→ **Do this**
Repeat the material below exactly, with no pictures.

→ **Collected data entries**
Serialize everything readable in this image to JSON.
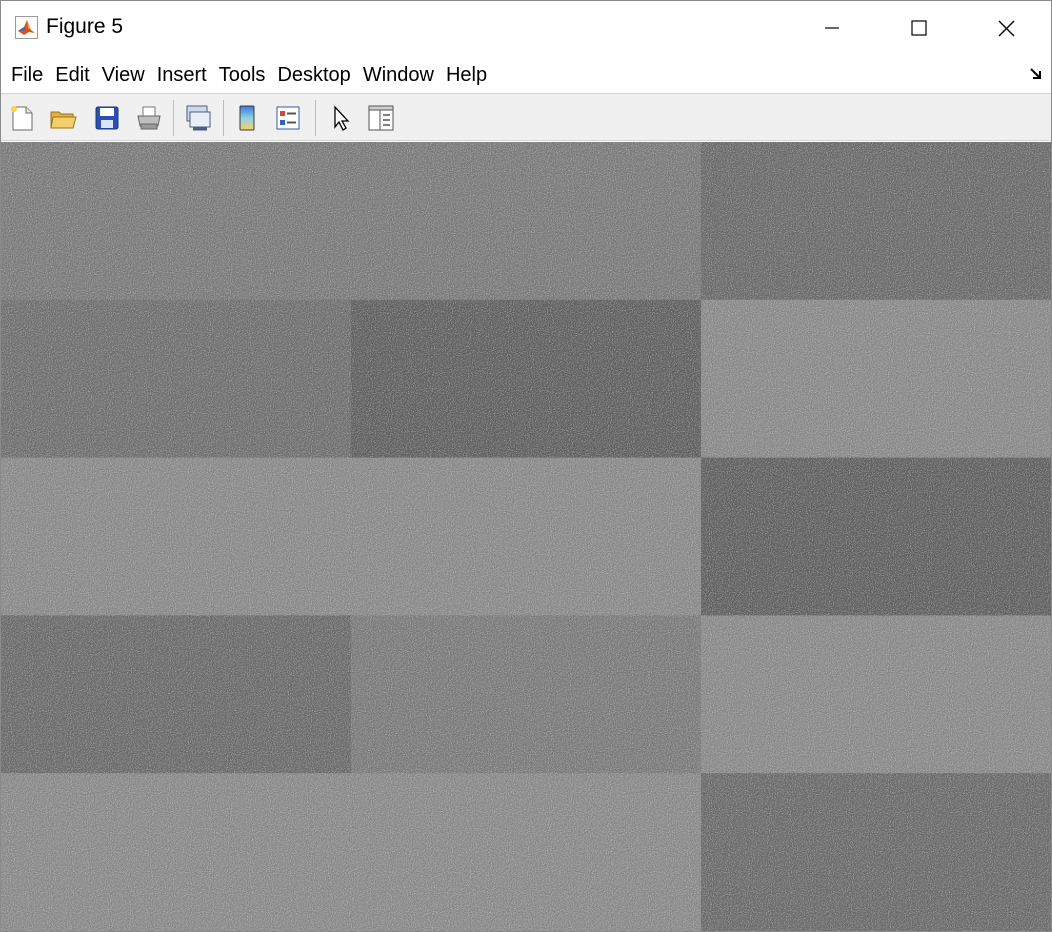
{
  "window": {
    "title": "Figure 5",
    "app_icon": "matlab-logo-icon",
    "controls": [
      "minimize-icon",
      "maximize-icon",
      "close-icon"
    ]
  },
  "menubar": {
    "items": [
      "File",
      "Edit",
      "View",
      "Insert",
      "Tools",
      "Desktop",
      "Window",
      "Help"
    ],
    "dock_icon": "dock-arrow-icon"
  },
  "toolbar": {
    "buttons": [
      {
        "icon": "new-figure-icon"
      },
      {
        "icon": "open-file-icon"
      },
      {
        "icon": "save-icon"
      },
      {
        "icon": "print-icon"
      },
      {
        "icon": "link-plot-icon"
      },
      {
        "icon": "insert-colorbar-icon"
      },
      {
        "icon": "insert-legend-icon"
      },
      {
        "icon": "edit-plot-pointer-icon"
      },
      {
        "icon": "property-inspector-icon"
      }
    ]
  },
  "figure": {
    "grid_rows": 5,
    "grid_cols": 3,
    "tile_gray_levels": [
      [
        0.5,
        0.5,
        0.44
      ],
      [
        0.46,
        0.4,
        0.56
      ],
      [
        0.56,
        0.56,
        0.4
      ],
      [
        0.44,
        0.5,
        0.56
      ],
      [
        0.56,
        0.56,
        0.44
      ]
    ],
    "noise": "gaussian grayscale"
  }
}
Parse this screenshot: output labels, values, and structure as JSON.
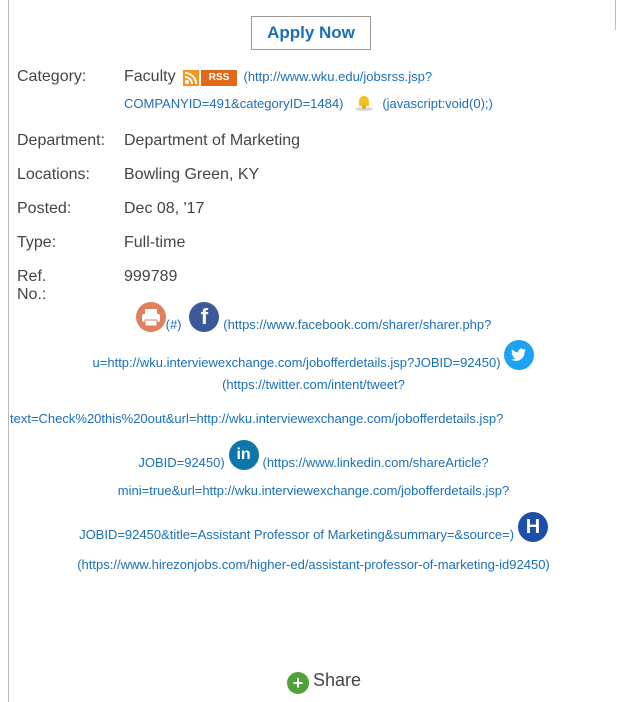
{
  "apply_label": "Apply Now",
  "fields": {
    "category_label": "Category:",
    "category_value": "Faculty",
    "rss_badge": "RSS",
    "rss_url_line1": "(http://www.wku.edu/jobsrss.jsp?",
    "rss_url_line2": "COMPANYID=491&categoryID=1484)",
    "alert_url": "(javascript:void(0);)",
    "department_label": "Department:",
    "department_value": "Department of Marketing",
    "locations_label": "Locations:",
    "locations_value": "Bowling Green, KY",
    "posted_label": "Posted:",
    "posted_value": "Dec 08, '17",
    "type_label": "Type:",
    "type_value": "Full-time",
    "ref_label": "Ref. No.:",
    "ref_value": "999789"
  },
  "share_links": {
    "print_href": "(#)",
    "facebook_line1": "(https://www.facebook.com/sharer/sharer.php?",
    "facebook_line2": "u=http://wku.interviewexchange.com/jobofferdetails.jsp?JOBID=92450)",
    "twitter_line1": "(https://twitter.com/intent/tweet?",
    "twitter_line2": "text=Check%20this%20out&url=http://wku.interviewexchange.com/jobofferdetails.jsp?",
    "twitter_line3": "JOBID=92450)",
    "linkedin_line1": "(https://www.linkedin.com/shareArticle?",
    "linkedin_line2": "mini=true&url=http://wku.interviewexchange.com/jobofferdetails.jsp?",
    "linkedin_line3": "JOBID=92450&title=Assistant Professor of Marketing&summary=&source=)",
    "hirezon_line": "(https://www.hirezonjobs.com/higher-ed/assistant-professor-of-marketing-id92450)",
    "share_label": "Share",
    "icon_print": "print-icon",
    "icon_facebook": "facebook-icon",
    "icon_twitter": "twitter-icon",
    "icon_linkedin": "linkedin-icon",
    "icon_hirezon": "hirezon-icon",
    "icon_share": "plus-icon"
  },
  "colors": {
    "link": "#1b6fb8",
    "print": "#e0805e",
    "facebook": "#3b5998",
    "twitter": "#1da1f2",
    "linkedin": "#0e76a8",
    "hirezon": "#1e4fa8",
    "share": "#4fa23a"
  }
}
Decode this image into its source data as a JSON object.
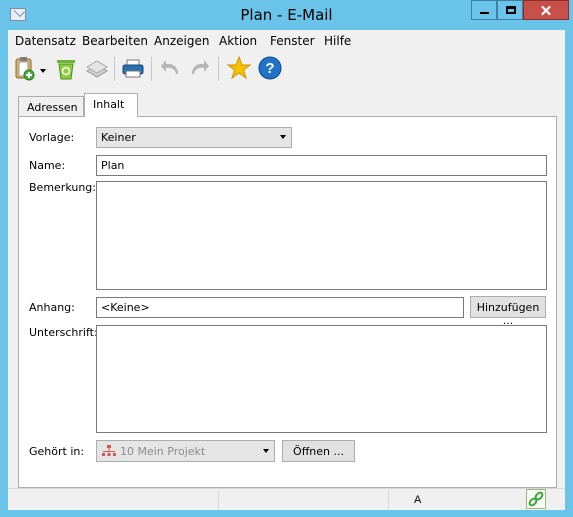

→ **Exercise answer**
Serialize everything readable in this image to JSON.
{
  "window": {
    "title": "Figure 5",
    "app_icon": "matlab-logo-icon",
    "controls": [
      "minimize-icon",
      "maximize-icon",
      "close-icon"
    ]
  },
  "menubar": {
    "items": [
      "File",
      "Edit",
      "View",
      "Insert",
      "Tools",
      "Desktop",
      "Window",
      "Help"
    ],
    "dock_icon": "dock-arrow-icon"
  },
  "toolbar": {
    "buttons": [
      {
        "icon": "new-figure-icon"
      },
      {
        "icon": "open-file-icon"
      },
      {
        "icon": "save-icon"
      },
      {
        "icon": "print-icon"
      },
      {
        "icon": "link-plot-icon"
      },
      {
        "icon": "insert-colorbar-icon"
      },
      {
        "icon": "insert-legend-icon"
      },
      {
        "icon": "edit-plot-pointer-icon"
      },
      {
        "icon": "property-inspector-icon"
      }
    ]
  },
  "figure": {
    "grid_rows": 5,
    "grid_cols": 3,
    "tile_gray_levels": [
      [
        0.5,
        0.5,
        0.44
      ],
      [
        0.46,
        0.4,
        0.56
      ],
      [
        0.56,
        0.56,
        0.4
      ],
      [
        0.44,
        0.5,
        0.56
      ],
      [
        0.56,
        0.56,
        0.44
      ]
    ],
    "noise": "gaussian grayscale"
  }
}
Parse this screenshot: output labels, values, and structure as JSON.
{
  "apply_label": "Apply Now",
  "fields": {
    "category_label": "Category:",
    "category_value": "Faculty",
    "rss_badge": "RSS",
    "rss_url_line1": "(http://www.wku.edu/jobsrss.jsp?",
    "rss_url_line2": "COMPANYID=491&categoryID=1484)",
    "alert_url": "(javascript:void(0);)",
    "department_label": "Department:",
    "department_value": "Department of Marketing",
    "locations_label": "Locations:",
    "locations_value": "Bowling Green, KY",
    "posted_label": "Posted:",
    "posted_value": "Dec 08, '17",
    "type_label": "Type:",
    "type_value": "Full-time",
    "ref_label": "Ref. No.:",
    "ref_value": "999789"
  },
  "share_links": {
    "print_href": "(#)",
    "facebook_line1": "(https://www.facebook.com/sharer/sharer.php?",
    "facebook_line2": "u=http://wku.interviewexchange.com/jobofferdetails.jsp?JOBID=92450)",
    "twitter_line1": "(https://twitter.com/intent/tweet?",
    "twitter_line2": "text=Check%20this%20out&url=http://wku.interviewexchange.com/jobofferdetails.jsp?",
    "twitter_line3": "JOBID=92450)",
    "linkedin_line1": "(https://www.linkedin.com/shareArticle?",
    "linkedin_line2": "mini=true&url=http://wku.interviewexchange.com/jobofferdetails.jsp?",
    "linkedin_line3": "JOBID=92450&title=Assistant Professor of Marketing&summary=&source=)",
    "hirezon_line": "(https://www.hirezonjobs.com/higher-ed/assistant-professor-of-marketing-id92450)",
    "share_label": "Share",
    "icon_print": "print-icon",
    "icon_facebook": "facebook-icon",
    "icon_twitter": "twitter-icon",
    "icon_linkedin": "linkedin-icon",
    "icon_hirezon": "hirezon-icon",
    "icon_share": "plus-icon"
  },
  "colors": {
    "link": "#1b6fb8",
    "print": "#e0805e",
    "facebook": "#3b5998",
    "twitter": "#1da1f2",
    "linkedin": "#0e76a8",
    "hirezon": "#1e4fa8",
    "share": "#4fa23a"
  }
}
Decode this image into its source data as a JSON object.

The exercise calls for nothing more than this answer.